» **SOURCE TEXT**:

........

As you can see, it is nonzero on a pair of lines that extend to infinity, so it is not unexpected that the integral might be divergent.

To prove this, note that solving $$\epsilon-z^2+r^2=\pm\epsilon/2$$ for its positive branch gives $$z=\sqrt{r^2+\epsilon/2},\sqrt{r^2+3\epsilon/2}$$

giving a rough half-width in the $z$-axis of $$w(r)=\sqrt{r^2+3\epsilon/2}-\sqrt{r^2+\epsilon/2}$$

which means that when integrating along $z$, we get a contribution of roughly

$$w(r)\frac{\epsilon r}{\epsilon^2+\epsilon^2/4}\rightarrow\infty$$

as $r\rightarrow\infty$. So the integral is so strongly divergent that even its partial integrals along $z$ diverge!

As a result, you should probably check your math to make sure you didn't goof up somewhere.

Edit: After correction, you can do the integral symbolically:

Integrate[(ϵ)/((ϵ - x^2 - 
        y^2)^2 + ϵ^2) y, {x, -∞, ∞}, {y, 
  0, ∞}, Assumptions -> ϵ > 0]

which gives

1/2 I π (Sqrt[(-1 - I) ϵ] - Sqrt[(-1 + I) ϵ])

........

» **MATERIAL**:
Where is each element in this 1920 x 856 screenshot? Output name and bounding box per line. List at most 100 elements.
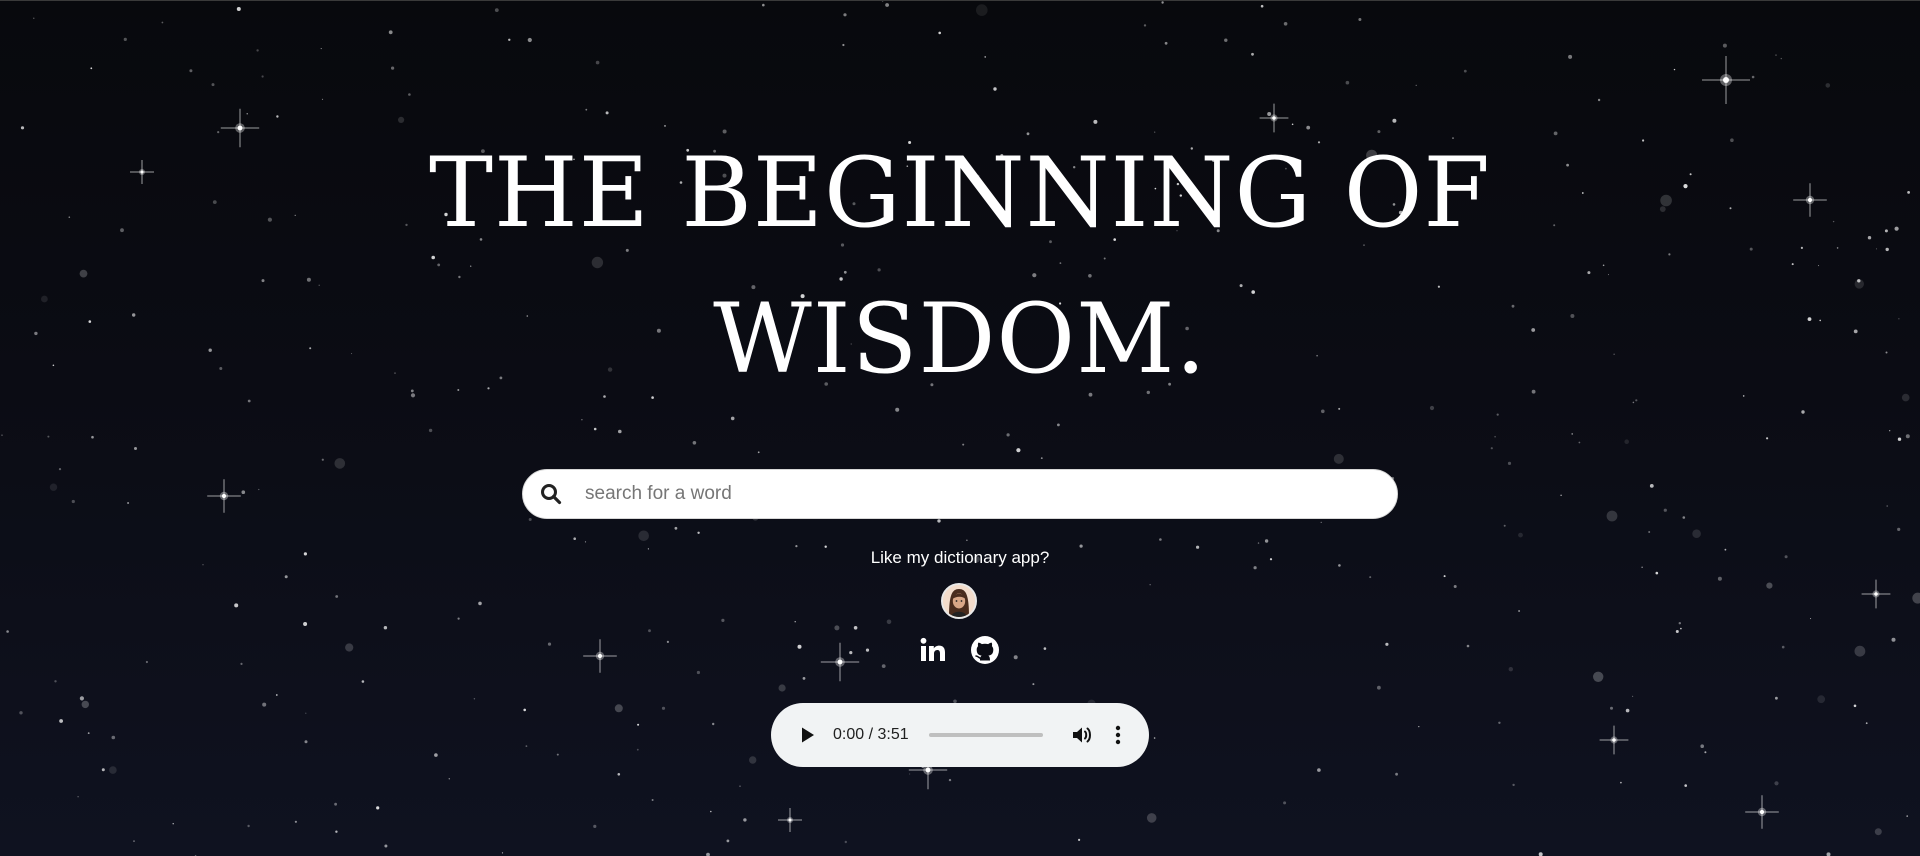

........

» **WHAT IS NEEDED**: From the divergent-integral explanation, quote the passage starting at "As a result, you" and ending at "Sqrt[(-1 + I) ϵ])".

» **WRITTEN REPLY**:
As a result, you should probably check your math to make sure you didn't goof up somewhere.

Edit: After correction, you can do the integral symbolically:

Integrate[(ϵ)/((ϵ - x^2 - 
        y^2)^2 + ϵ^2) y, {x, -∞, ∞}, {y, 
  0, ∞}, Assumptions -> ϵ > 0]

which gives

1/2 I π (Sqrt[(-1 - I) ϵ] - Sqrt[(-1 + I) ϵ])